AIM — Provide the records once more, identical to the original.

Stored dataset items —
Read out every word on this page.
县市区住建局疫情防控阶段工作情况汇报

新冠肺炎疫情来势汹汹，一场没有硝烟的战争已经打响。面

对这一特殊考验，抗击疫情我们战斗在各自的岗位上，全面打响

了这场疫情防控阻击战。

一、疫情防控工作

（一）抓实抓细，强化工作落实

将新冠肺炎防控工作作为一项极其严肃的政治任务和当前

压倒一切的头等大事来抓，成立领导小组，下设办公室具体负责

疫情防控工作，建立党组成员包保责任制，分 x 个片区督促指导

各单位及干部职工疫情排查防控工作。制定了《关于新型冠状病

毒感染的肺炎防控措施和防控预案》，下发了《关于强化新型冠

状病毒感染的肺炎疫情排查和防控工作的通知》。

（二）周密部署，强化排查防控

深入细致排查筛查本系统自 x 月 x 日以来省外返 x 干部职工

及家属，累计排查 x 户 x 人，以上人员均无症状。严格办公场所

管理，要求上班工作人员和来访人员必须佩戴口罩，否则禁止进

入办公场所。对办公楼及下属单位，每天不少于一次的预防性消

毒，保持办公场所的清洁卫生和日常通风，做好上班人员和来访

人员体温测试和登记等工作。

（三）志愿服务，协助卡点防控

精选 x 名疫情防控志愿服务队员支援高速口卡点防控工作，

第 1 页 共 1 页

RIGHT ANSWER —
Read out every word on this page.
县市区住建局疫情防控阶段工作情况汇报

新冠肺炎疫情来势汹汹，一场没有硝烟的战争已经打响。面

对这一特殊考验，抗击疫情我们战斗在各自的岗位上，全面打响

了这场疫情防控阻击战。

一、疫情防控工作

（一）抓实抓细，强化工作落实

将新冠肺炎防控工作作为一项极其严肃的政治任务和当前

压倒一切的头等大事来抓，成立领导小组，下设办公室具体负责

疫情防控工作，建立党组成员包保责任制，分 x 个片区督促指导

各单位及干部职工疫情排查防控工作。制定了《关于新型冠状病

毒感染的肺炎防控措施和防控预案》，下发了《关于强化新型冠

状病毒感染的肺炎疫情排查和防控工作的通知》。

（二）周密部署，强化排查防控

深入细致排查筛查本系统自 x 月 x 日以来省外返 x 干部职工

及家属，累计排查 x 户 x 人，以上人员均无症状。严格办公场所

管理，要求上班工作人员和来访人员必须佩戴口罩，否则禁止进

入办公场所。对办公楼及下属单位，每天不少于一次的预防性消

毒，保持办公场所的清洁卫生和日常通风，做好上班人员和来访

人员体温测试和登记等工作。

（三）志愿服务，协助卡点防控

精选 x 名疫情防控志愿服务队员支援高速口卡点防控工作，

第 1 页 共 1 页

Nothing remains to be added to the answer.